> _WORK REQUIRED_: Restate all of the data exactly.

> _GIVEN RECORDS_:

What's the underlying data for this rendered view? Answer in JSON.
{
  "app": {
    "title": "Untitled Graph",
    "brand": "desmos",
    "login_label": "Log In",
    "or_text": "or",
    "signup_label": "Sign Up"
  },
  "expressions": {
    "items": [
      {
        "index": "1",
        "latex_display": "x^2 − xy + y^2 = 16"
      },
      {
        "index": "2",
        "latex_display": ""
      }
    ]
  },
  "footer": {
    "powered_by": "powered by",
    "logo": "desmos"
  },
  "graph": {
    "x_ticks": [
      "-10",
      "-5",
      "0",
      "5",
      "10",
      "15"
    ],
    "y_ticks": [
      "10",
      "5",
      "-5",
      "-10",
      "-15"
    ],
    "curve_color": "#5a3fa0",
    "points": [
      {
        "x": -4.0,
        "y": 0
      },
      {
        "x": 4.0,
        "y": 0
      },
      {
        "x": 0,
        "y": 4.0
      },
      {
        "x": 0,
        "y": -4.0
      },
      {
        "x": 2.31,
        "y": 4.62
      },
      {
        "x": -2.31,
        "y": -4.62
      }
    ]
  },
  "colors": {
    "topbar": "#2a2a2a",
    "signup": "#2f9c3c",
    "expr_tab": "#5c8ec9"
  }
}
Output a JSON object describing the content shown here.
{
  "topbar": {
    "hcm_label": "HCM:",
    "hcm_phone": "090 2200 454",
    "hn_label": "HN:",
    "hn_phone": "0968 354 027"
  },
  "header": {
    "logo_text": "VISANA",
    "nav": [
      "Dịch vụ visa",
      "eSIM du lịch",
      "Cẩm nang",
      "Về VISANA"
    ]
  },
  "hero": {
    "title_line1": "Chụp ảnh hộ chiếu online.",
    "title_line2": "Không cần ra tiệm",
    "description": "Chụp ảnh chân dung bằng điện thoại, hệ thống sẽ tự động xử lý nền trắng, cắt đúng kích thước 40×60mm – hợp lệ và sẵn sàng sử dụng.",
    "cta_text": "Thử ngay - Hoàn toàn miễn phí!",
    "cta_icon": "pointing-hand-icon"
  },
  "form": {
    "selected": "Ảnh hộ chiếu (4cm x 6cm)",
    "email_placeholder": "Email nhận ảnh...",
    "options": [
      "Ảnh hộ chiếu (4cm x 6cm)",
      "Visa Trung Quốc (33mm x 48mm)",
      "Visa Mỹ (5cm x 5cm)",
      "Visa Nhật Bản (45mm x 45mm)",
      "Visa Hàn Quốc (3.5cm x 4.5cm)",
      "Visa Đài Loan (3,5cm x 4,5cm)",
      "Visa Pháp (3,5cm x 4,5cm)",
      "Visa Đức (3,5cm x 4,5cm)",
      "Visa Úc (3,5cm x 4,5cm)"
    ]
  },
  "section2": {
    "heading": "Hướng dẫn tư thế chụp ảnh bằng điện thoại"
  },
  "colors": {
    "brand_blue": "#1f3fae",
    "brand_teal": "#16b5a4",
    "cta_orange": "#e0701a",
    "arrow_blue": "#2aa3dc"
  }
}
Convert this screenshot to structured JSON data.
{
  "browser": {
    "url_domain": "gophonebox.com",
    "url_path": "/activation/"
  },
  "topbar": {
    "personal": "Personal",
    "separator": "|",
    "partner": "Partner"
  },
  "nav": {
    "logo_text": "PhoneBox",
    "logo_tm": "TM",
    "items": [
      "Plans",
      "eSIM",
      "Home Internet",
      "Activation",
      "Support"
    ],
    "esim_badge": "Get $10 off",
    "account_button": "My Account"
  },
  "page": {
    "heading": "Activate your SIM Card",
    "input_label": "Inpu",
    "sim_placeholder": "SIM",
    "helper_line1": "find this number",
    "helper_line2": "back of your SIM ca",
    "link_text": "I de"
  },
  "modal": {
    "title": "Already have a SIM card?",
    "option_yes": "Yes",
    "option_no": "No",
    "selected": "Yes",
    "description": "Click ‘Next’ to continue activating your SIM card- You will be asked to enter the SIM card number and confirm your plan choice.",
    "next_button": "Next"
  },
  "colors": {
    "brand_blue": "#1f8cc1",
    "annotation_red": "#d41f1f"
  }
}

> _OUTPUT FOR THIS EXERCISE_:
What's the underlying data for this rendered view? Answer in JSON.
{
  "app": {
    "title": "Untitled Graph",
    "brand": "desmos",
    "login_label": "Log In",
    "or_text": "or",
    "signup_label": "Sign Up"
  },
  "expressions": {
    "items": [
      {
        "index": "1",
        "latex_display": "x^2 − xy + y^2 = 16"
      },
      {
        "index": "2",
        "latex_display": ""
      }
    ]
  },
  "footer": {
    "powered_by": "powered by",
    "logo": "desmos"
  },
  "graph": {
    "x_ticks": [
      "-10",
      "-5",
      "0",
      "5",
      "10",
      "15"
    ],
    "y_ticks": [
      "10",
      "5",
      "-5",
      "-10",
      "-15"
    ],
    "curve_color": "#5a3fa0",
    "points": [
      {
        "x": -4.0,
        "y": 0
      },
      {
        "x": 4.0,
        "y": 0
      },
      {
        "x": 0,
        "y": 4.0
      },
      {
        "x": 0,
        "y": -4.0
      },
      {
        "x": 2.31,
        "y": 4.62
      },
      {
        "x": -2.31,
        "y": -4.62
      }
    ]
  },
  "colors": {
    "topbar": "#2a2a2a",
    "signup": "#2f9c3c",
    "expr_tab": "#5c8ec9"
  }
}
Output a JSON object describing the content shown here.
{
  "topbar": {
    "hcm_label": "HCM:",
    "hcm_phone": "090 2200 454",
    "hn_label": "HN:",
    "hn_phone": "0968 354 027"
  },
  "header": {
    "logo_text": "VISANA",
    "nav": [
      "Dịch vụ visa",
      "eSIM du lịch",
      "Cẩm nang",
      "Về VISANA"
    ]
  },
  "hero": {
    "title_line1": "Chụp ảnh hộ chiếu online.",
    "title_line2": "Không cần ra tiệm",
    "description": "Chụp ảnh chân dung bằng điện thoại, hệ thống sẽ tự động xử lý nền trắng, cắt đúng kích thước 40×60mm – hợp lệ và sẵn sàng sử dụng.",
    "cta_text": "Thử ngay - Hoàn toàn miễn phí!",
    "cta_icon": "pointing-hand-icon"
  },
  "form": {
    "selected": "Ảnh hộ chiếu (4cm x 6cm)",
    "email_placeholder": "Email nhận ảnh...",
    "options": [
      "Ảnh hộ chiếu (4cm x 6cm)",
      "Visa Trung Quốc (33mm x 48mm)",
      "Visa Mỹ (5cm x 5cm)",
      "Visa Nhật Bản (45mm x 45mm)",
      "Visa Hàn Quốc (3.5cm x 4.5cm)",
      "Visa Đài Loan (3,5cm x 4,5cm)",
      "Visa Pháp (3,5cm x 4,5cm)",
      "Visa Đức (3,5cm x 4,5cm)",
      "Visa Úc (3,5cm x 4,5cm)"
    ]
  },
  "section2": {
    "heading": "Hướng dẫn tư thế chụp ảnh bằng điện thoại"
  },
  "colors": {
    "brand_blue": "#1f3fae",
    "brand_teal": "#16b5a4",
    "cta_orange": "#e0701a",
    "arrow_blue": "#2aa3dc"
  }
}
Convert this screenshot to structured JSON data.
{
  "browser": {
    "url_domain": "gophonebox.com",
    "url_path": "/activation/"
  },
  "topbar": {
    "personal": "Personal",
    "separator": "|",
    "partner": "Partner"
  },
  "nav": {
    "logo_text": "PhoneBox",
    "logo_tm": "TM",
    "items": [
      "Plans",
      "eSIM",
      "Home Internet",
      "Activation",
      "Support"
    ],
    "esim_badge": "Get $10 off",
    "account_button": "My Account"
  },
  "page": {
    "heading": "Activate your SIM Card",
    "input_label": "Inpu",
    "sim_placeholder": "SIM",
    "helper_line1": "find this number",
    "helper_line2": "back of your SIM ca",
    "link_text": "I de"
  },
  "modal": {
    "title": "Already have a SIM card?",
    "option_yes": "Yes",
    "option_no": "No",
    "selected": "Yes",
    "description": "Click ‘Next’ to continue activating your SIM card- You will be asked to enter the SIM card number and confirm your plan choice.",
    "next_button": "Next"
  },
  "colors": {
    "brand_blue": "#1f8cc1",
    "annotation_red": "#d41f1f"
  }
}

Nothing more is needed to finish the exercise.